* AIM OF THE EXERCISE: Below you will find a set of lines. Repeat them all exactly.

* MATERIAL SUPPLIED:
----------

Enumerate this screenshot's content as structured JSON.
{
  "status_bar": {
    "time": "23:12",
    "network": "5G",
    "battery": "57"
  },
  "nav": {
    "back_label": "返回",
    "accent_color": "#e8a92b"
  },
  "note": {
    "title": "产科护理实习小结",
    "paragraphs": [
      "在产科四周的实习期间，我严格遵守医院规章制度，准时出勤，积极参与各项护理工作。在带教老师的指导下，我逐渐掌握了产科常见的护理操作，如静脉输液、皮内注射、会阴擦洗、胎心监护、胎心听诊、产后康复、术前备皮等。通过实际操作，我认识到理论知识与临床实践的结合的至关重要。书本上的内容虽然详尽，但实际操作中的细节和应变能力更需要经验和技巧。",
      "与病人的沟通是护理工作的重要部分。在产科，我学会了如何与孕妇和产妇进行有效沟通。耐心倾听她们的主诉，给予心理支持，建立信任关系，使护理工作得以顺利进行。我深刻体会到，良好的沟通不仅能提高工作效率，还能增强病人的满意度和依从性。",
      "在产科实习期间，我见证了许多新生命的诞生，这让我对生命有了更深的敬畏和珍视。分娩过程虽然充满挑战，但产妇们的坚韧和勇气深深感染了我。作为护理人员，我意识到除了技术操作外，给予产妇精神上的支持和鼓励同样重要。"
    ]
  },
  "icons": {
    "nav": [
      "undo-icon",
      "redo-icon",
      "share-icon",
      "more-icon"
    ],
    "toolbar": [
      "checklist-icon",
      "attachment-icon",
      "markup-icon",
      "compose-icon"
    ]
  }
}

----------

* ANSWER TO THE TASK:
Enumerate this screenshot's content as structured JSON.
{
  "status_bar": {
    "time": "23:12",
    "network": "5G",
    "battery": "57"
  },
  "nav": {
    "back_label": "返回",
    "accent_color": "#e8a92b"
  },
  "note": {
    "title": "产科护理实习小结",
    "paragraphs": [
      "在产科四周的实习期间，我严格遵守医院规章制度，准时出勤，积极参与各项护理工作。在带教老师的指导下，我逐渐掌握了产科常见的护理操作，如静脉输液、皮内注射、会阴擦洗、胎心监护、胎心听诊、产后康复、术前备皮等。通过实际操作，我认识到理论知识与临床实践的结合的至关重要。书本上的内容虽然详尽，但实际操作中的细节和应变能力更需要经验和技巧。",
      "与病人的沟通是护理工作的重要部分。在产科，我学会了如何与孕妇和产妇进行有效沟通。耐心倾听她们的主诉，给予心理支持，建立信任关系，使护理工作得以顺利进行。我深刻体会到，良好的沟通不仅能提高工作效率，还能增强病人的满意度和依从性。",
      "在产科实习期间，我见证了许多新生命的诞生，这让我对生命有了更深的敬畏和珍视。分娩过程虽然充满挑战，但产妇们的坚韧和勇气深深感染了我。作为护理人员，我意识到除了技术操作外，给予产妇精神上的支持和鼓励同样重要。"
    ]
  },
  "icons": {
    "nav": [
      "undo-icon",
      "redo-icon",
      "share-icon",
      "more-icon"
    ],
    "toolbar": [
      "checklist-icon",
      "attachment-icon",
      "markup-icon",
      "compose-icon"
    ]
  }
}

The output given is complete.